▶ **WORK TASK**
Retyping all the entries exactly is the whole task.

[Records drawn from a dataset]
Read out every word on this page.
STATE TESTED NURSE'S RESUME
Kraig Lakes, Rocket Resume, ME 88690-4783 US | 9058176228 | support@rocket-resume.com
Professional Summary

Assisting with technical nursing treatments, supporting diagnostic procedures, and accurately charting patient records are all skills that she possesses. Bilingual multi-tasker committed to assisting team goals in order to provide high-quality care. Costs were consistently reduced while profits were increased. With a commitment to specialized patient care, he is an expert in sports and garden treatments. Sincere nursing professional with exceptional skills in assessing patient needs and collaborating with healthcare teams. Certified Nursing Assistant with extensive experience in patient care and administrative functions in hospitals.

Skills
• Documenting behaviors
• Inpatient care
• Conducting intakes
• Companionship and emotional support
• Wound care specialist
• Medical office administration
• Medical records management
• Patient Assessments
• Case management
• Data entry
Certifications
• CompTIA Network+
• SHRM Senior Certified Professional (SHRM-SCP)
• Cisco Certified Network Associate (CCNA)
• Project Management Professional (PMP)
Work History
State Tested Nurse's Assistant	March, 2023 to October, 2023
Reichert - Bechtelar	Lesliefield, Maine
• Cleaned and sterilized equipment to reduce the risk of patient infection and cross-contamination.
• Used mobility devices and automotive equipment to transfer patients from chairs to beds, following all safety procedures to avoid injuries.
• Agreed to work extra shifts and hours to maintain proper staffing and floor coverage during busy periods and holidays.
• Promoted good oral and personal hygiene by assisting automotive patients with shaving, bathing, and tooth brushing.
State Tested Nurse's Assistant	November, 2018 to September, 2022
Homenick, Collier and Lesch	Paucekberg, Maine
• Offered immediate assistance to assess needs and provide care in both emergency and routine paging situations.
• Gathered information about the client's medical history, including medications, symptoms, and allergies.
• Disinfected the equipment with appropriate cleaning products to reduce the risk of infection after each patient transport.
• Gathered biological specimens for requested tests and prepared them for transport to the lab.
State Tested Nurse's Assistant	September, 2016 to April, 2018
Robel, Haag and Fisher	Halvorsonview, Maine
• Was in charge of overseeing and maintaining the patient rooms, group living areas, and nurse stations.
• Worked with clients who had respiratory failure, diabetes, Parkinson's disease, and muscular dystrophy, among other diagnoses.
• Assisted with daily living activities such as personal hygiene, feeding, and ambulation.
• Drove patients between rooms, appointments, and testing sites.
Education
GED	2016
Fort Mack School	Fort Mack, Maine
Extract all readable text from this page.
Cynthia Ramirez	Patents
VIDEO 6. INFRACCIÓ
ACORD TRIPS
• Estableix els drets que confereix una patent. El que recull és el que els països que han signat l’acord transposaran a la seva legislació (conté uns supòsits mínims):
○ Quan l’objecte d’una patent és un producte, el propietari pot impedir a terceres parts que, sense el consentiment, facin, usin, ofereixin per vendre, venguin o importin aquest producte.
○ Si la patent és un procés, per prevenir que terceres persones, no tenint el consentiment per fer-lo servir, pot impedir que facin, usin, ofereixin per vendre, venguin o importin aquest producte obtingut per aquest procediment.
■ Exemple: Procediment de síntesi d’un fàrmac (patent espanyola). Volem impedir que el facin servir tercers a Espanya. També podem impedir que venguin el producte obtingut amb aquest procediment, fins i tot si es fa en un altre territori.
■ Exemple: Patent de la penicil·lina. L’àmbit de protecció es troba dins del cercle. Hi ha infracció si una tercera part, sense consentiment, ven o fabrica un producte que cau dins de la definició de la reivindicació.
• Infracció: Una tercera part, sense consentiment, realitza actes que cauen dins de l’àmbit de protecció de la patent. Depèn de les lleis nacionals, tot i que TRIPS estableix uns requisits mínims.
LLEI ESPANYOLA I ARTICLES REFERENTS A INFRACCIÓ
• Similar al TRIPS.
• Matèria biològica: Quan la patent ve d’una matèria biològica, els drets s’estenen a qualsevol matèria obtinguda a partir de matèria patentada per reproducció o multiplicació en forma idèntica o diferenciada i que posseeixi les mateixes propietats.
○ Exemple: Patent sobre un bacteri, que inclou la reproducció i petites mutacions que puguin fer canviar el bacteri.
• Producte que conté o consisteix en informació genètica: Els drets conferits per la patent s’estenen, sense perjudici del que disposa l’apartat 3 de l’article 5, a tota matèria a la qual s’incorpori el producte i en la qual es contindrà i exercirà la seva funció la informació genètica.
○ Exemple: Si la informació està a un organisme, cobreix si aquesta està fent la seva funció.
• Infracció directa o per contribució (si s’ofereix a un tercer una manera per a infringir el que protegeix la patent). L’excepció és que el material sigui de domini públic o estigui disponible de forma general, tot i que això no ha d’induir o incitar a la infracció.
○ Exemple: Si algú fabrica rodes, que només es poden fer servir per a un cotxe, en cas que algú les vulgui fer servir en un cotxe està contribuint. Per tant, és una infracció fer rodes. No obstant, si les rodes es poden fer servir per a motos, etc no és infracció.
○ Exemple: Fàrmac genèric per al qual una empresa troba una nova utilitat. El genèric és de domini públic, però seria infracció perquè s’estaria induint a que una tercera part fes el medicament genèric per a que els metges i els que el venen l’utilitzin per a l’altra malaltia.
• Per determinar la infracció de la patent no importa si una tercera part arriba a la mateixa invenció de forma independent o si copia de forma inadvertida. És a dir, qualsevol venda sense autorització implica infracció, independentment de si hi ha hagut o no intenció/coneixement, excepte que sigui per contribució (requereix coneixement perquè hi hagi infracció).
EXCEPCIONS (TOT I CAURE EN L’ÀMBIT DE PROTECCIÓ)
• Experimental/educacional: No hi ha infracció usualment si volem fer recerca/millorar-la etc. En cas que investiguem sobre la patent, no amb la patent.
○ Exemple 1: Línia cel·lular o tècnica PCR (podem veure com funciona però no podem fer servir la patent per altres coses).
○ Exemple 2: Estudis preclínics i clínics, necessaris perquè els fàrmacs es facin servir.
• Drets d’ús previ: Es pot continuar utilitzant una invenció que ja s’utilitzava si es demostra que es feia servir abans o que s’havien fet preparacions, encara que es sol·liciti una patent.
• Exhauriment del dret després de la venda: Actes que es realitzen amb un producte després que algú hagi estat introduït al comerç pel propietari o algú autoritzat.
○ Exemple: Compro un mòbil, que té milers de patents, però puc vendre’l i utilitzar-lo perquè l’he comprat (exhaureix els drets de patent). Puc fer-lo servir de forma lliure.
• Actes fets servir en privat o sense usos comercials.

▶ **EXPECTED ANSWER**
Read out every word on this page.
STATE TESTED NURSE'S RESUME
Kraig Lakes, Rocket Resume, ME 88690-4783 US | 9058176228 | support@rocket-resume.com
Professional Summary

Assisting with technical nursing treatments, supporting diagnostic procedures, and accurately charting patient records are all skills that she possesses. Bilingual multi-tasker committed to assisting team goals in order to provide high-quality care. Costs were consistently reduced while profits were increased. With a commitment to specialized patient care, he is an expert in sports and garden treatments. Sincere nursing professional with exceptional skills in assessing patient needs and collaborating with healthcare teams. Certified Nursing Assistant with extensive experience in patient care and administrative functions in hospitals.

Skills
• Documenting behaviors
• Inpatient care
• Conducting intakes
• Companionship and emotional support
• Wound care specialist
• Medical office administration
• Medical records management
• Patient Assessments
• Case management
• Data entry
Certifications
• CompTIA Network+
• SHRM Senior Certified Professional (SHRM-SCP)
• Cisco Certified Network Associate (CCNA)
• Project Management Professional (PMP)
Work History
State Tested Nurse's Assistant	March, 2023 to October, 2023
Reichert - Bechtelar	Lesliefield, Maine
• Cleaned and sterilized equipment to reduce the risk of patient infection and cross-contamination.
• Used mobility devices and automotive equipment to transfer patients from chairs to beds, following all safety procedures to avoid injuries.
• Agreed to work extra shifts and hours to maintain proper staffing and floor coverage during busy periods and holidays.
• Promoted good oral and personal hygiene by assisting automotive patients with shaving, bathing, and tooth brushing.
State Tested Nurse's Assistant	November, 2018 to September, 2022
Homenick, Collier and Lesch	Paucekberg, Maine
• Offered immediate assistance to assess needs and provide care in both emergency and routine paging situations.
• Gathered information about the client's medical history, including medications, symptoms, and allergies.
• Disinfected the equipment with appropriate cleaning products to reduce the risk of infection after each patient transport.
• Gathered biological specimens for requested tests and prepared them for transport to the lab.
State Tested Nurse's Assistant	September, 2016 to April, 2018
Robel, Haag and Fisher	Halvorsonview, Maine
• Was in charge of overseeing and maintaining the patient rooms, group living areas, and nurse stations.
• Worked with clients who had respiratory failure, diabetes, Parkinson's disease, and muscular dystrophy, among other diagnoses.
• Assisted with daily living activities such as personal hygiene, feeding, and ambulation.
• Drove patients between rooms, appointments, and testing sites.
Education
GED	2016
Fort Mack School	Fort Mack, Maine
Extract all readable text from this page.
Cynthia Ramirez	Patents
VIDEO 6. INFRACCIÓ
ACORD TRIPS
• Estableix els drets que confereix una patent. El que recull és el que els països que han signat l’acord transposaran a la seva legislació (conté uns supòsits mínims):
○ Quan l’objecte d’una patent és un producte, el propietari pot impedir a terceres parts que, sense el consentiment, facin, usin, ofereixin per vendre, venguin o importin aquest producte.
○ Si la patent és un procés, per prevenir que terceres persones, no tenint el consentiment per fer-lo servir, pot impedir que facin, usin, ofereixin per vendre, venguin o importin aquest producte obtingut per aquest procediment.
■ Exemple: Procediment de síntesi d’un fàrmac (patent espanyola). Volem impedir que el facin servir tercers a Espanya. També podem impedir que venguin el producte obtingut amb aquest procediment, fins i tot si es fa en un altre territori.
■ Exemple: Patent de la penicil·lina. L’àmbit de protecció es troba dins del cercle. Hi ha infracció si una tercera part, sense consentiment, ven o fabrica un producte que cau dins de la definició de la reivindicació.
• Infracció: Una tercera part, sense consentiment, realitza actes que cauen dins de l’àmbit de protecció de la patent. Depèn de les lleis nacionals, tot i que TRIPS estableix uns requisits mínims.
LLEI ESPANYOLA I ARTICLES REFERENTS A INFRACCIÓ
• Similar al TRIPS.
• Matèria biològica: Quan la patent ve d’una matèria biològica, els drets s’estenen a qualsevol matèria obtinguda a partir de matèria patentada per reproducció o multiplicació en forma idèntica o diferenciada i que posseeixi les mateixes propietats.
○ Exemple: Patent sobre un bacteri, que inclou la reproducció i petites mutacions que puguin fer canviar el bacteri.
• Producte que conté o consisteix en informació genètica: Els drets conferits per la patent s’estenen, sense perjudici del que disposa l’apartat 3 de l’article 5, a tota matèria a la qual s’incorpori el producte i en la qual es contindrà i exercirà la seva funció la informació genètica.
○ Exemple: Si la informació està a un organisme, cobreix si aquesta està fent la seva funció.
• Infracció directa o per contribució (si s’ofereix a un tercer una manera per a infringir el que protegeix la patent). L’excepció és que el material sigui de domini públic o estigui disponible de forma general, tot i que això no ha d’induir o incitar a la infracció.
○ Exemple: Si algú fabrica rodes, que només es poden fer servir per a un cotxe, en cas que algú les vulgui fer servir en un cotxe està contribuint. Per tant, és una infracció fer rodes. No obstant, si les rodes es poden fer servir per a motos, etc no és infracció.
○ Exemple: Fàrmac genèric per al qual una empresa troba una nova utilitat. El genèric és de domini públic, però seria infracció perquè s’estaria induint a que una tercera part fes el medicament genèric per a que els metges i els que el venen l’utilitzin per a l’altra malaltia.
• Per determinar la infracció de la patent no importa si una tercera part arriba a la mateixa invenció de forma independent o si copia de forma inadvertida. És a dir, qualsevol venda sense autorització implica infracció, independentment de si hi ha hagut o no intenció/coneixement, excepte que sigui per contribució (requereix coneixement perquè hi hagi infracció).
EXCEPCIONS (TOT I CAURE EN L’ÀMBIT DE PROTECCIÓ)
• Experimental/educacional: No hi ha infracció usualment si volem fer recerca/millorar-la etc. En cas que investiguem sobre la patent, no amb la patent.
○ Exemple 1: Línia cel·lular o tècnica PCR (podem veure com funciona però no podem fer servir la patent per altres coses).
○ Exemple 2: Estudis preclínics i clínics, necessaris perquè els fàrmacs es facin servir.
• Drets d’ús previ: Es pot continuar utilitzant una invenció que ja s’utilitzava si es demostra que es feia servir abans o que s’havien fet preparacions, encara que es sol·liciti una patent.
• Exhauriment del dret després de la venda: Actes que es realitzen amb un producte després que algú hagi estat introduït al comerç pel propietari o algú autoritzat.
○ Exemple: Compro un mòbil, que té milers de patents, però puc vendre’l i utilitzar-lo perquè l’he comprat (exhaureix els drets de patent). Puc fer-lo servir de forma lliure.
• Actes fets servir en privat o sense usos comercials.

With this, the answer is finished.